**Extract provided**
Another method of adding weight to the tractor is to use cast iron weights. These bolt on to both front and rear wheels. Weights can be used in conjunction with liquid filled tires. Other weights have been designed to bolt to the front axle, rear lift and even the tractor frame. Front and rear weights can provide a margin of safety when applied as a counterweight to a load at the opposite end of the tractor.

Adding weight to a tractor is necessary for traction, steering, and sometimes for safety but it should be noted that bearings and bushings may need more frequent replacement and gas consumption is increase by weight. Some people get around this by removing weight when it is unneeded even to the extent of keeping duplicate sets of wheels and tires; one set filled, one empty.

20. Are there any magazines for tractors?

Yes, nearly every major brand has a following and a magazine or in some cases just a newsletter. A generic magazine that covers the gamut of brands and tractor issues is Antique Power. The editor is available by E-mail at Several other brand-specific magazines are available with addresses listed on this Antique Tractor web site on the FAQ page under the heading Bibliography.

21. Can I haul logs or jerk stumps with my tractor?

No. Wheel tractors were not designed for this type of operation. Any operation that involves a highly resistant load increases the chance of a back-flip on a tractor. The combination of good traction, horsepower, and low gearing causes the tractor to rotate up on the rear differential when the load stops. Additionally most tractors are not designed to hitch such loads appropriately.

Skidding logs is extremely dangerous due to the likelihood that the log will dig in or hang up. This will cause an immediate back-flip and death. The appropriate way to skid logs is to use a log skidder which is designed for this purpose. If one isn't handy a more practical approach is to purchase a winch. Many crawlers in logging areas of the country are equipped for this.

A stump is a highly resistant load so the same problems apply. A back hoe or excavator is designed for digging which is the best way to remove a stump. A crawler with a bulldozer blade can also perform this operation but the size required is usually beyond the capabilities of a small farm operation. Another drawback of using a crawler is that you may have to dig a swimming pool sized hole to get a large stump out.

**What you need to do**
Answer these questions from the tractor FAQ extract:
(a) Which generic magazine covers the full range of brands and tractor issues?
(b) What machine is named as the appropriate way to skid logs?
(c) Which two machines are described as designed for digging, the best way to remove a stump?
Answer using only the text above.

(Entries drawn from a collection)
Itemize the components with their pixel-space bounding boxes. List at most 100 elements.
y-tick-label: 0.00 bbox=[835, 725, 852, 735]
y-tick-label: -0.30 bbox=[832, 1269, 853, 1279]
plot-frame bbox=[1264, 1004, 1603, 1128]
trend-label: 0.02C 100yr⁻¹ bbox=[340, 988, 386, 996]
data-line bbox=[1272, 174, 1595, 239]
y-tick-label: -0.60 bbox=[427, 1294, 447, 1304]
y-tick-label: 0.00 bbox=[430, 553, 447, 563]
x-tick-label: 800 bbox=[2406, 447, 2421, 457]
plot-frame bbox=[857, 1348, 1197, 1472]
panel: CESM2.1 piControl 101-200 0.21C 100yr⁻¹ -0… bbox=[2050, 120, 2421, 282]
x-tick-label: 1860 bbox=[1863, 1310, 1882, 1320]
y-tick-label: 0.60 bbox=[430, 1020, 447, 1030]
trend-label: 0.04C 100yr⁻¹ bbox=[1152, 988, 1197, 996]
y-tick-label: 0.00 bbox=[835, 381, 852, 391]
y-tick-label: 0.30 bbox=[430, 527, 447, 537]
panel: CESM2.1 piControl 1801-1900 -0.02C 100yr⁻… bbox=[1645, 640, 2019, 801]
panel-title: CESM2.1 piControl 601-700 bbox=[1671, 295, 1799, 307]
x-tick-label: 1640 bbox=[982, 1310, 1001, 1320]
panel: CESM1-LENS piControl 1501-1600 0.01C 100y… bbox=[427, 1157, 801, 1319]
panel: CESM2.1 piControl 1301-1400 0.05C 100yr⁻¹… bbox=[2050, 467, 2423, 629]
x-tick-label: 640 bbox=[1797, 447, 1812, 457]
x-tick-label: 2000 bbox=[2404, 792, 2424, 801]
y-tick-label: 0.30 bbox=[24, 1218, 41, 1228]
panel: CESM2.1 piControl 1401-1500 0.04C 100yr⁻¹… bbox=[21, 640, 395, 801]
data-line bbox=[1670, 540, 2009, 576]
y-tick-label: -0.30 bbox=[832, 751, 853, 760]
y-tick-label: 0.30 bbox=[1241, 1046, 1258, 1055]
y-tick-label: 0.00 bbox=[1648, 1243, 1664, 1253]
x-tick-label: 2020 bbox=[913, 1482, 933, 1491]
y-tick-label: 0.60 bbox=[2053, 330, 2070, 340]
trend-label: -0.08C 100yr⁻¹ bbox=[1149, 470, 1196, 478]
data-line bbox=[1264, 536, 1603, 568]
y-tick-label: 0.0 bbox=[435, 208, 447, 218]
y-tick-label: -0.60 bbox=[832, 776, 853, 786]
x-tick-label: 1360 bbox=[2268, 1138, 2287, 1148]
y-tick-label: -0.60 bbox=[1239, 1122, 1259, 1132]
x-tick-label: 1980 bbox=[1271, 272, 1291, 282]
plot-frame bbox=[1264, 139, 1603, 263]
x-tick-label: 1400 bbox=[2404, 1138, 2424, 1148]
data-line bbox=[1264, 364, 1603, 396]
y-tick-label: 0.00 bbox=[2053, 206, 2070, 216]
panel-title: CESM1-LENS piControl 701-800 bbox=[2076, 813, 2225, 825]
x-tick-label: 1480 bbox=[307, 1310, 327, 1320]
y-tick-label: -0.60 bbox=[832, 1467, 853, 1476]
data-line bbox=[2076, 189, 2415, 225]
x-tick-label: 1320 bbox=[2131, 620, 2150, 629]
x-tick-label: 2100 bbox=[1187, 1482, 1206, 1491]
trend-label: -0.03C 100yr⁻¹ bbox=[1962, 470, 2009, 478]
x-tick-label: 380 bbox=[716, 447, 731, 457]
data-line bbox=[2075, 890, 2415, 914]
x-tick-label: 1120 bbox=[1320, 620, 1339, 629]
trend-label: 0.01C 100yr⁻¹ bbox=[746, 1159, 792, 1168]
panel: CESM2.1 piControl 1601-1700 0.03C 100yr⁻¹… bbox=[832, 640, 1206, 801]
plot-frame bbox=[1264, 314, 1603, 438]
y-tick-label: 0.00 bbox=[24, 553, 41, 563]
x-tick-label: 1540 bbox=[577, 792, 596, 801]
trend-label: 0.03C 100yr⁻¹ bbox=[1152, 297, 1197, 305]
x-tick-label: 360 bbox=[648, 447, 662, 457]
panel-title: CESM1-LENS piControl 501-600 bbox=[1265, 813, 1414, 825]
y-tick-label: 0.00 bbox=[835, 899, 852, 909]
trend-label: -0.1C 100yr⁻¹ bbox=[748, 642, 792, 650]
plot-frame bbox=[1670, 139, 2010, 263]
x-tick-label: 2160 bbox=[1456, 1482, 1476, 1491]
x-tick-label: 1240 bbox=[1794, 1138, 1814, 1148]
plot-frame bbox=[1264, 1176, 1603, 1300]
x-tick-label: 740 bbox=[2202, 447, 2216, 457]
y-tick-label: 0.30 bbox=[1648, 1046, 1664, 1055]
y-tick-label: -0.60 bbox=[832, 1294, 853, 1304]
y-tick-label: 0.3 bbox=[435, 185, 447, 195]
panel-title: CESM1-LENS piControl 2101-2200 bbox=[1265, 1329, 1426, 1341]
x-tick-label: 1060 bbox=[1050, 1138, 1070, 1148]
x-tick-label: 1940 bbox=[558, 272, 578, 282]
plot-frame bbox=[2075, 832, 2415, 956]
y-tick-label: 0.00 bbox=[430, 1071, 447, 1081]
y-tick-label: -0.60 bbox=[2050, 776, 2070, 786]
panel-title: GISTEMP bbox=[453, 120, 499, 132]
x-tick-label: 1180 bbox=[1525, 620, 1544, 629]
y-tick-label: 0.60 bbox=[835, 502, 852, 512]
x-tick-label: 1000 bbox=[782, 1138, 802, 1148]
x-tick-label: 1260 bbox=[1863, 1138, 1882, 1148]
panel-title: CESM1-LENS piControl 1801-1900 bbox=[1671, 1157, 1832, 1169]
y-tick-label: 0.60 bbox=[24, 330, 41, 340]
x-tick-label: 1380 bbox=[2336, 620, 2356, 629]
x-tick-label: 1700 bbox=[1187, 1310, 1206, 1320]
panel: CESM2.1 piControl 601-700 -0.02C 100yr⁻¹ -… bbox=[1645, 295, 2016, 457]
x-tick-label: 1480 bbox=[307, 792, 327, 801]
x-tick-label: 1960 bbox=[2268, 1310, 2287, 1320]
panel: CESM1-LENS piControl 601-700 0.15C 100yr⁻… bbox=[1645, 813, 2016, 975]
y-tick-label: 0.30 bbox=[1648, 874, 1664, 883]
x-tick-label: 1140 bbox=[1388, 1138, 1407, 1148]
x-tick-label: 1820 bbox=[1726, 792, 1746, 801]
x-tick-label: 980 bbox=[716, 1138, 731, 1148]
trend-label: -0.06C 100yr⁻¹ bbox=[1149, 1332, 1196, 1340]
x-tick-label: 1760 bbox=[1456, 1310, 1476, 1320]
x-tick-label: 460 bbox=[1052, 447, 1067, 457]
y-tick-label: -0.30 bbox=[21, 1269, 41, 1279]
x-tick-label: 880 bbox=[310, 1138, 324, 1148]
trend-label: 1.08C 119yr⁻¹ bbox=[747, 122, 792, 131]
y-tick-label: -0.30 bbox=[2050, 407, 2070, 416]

**Finished answer**
(a) Antique Power.
(b) A log skidder.
(c) A back hoe or excavator.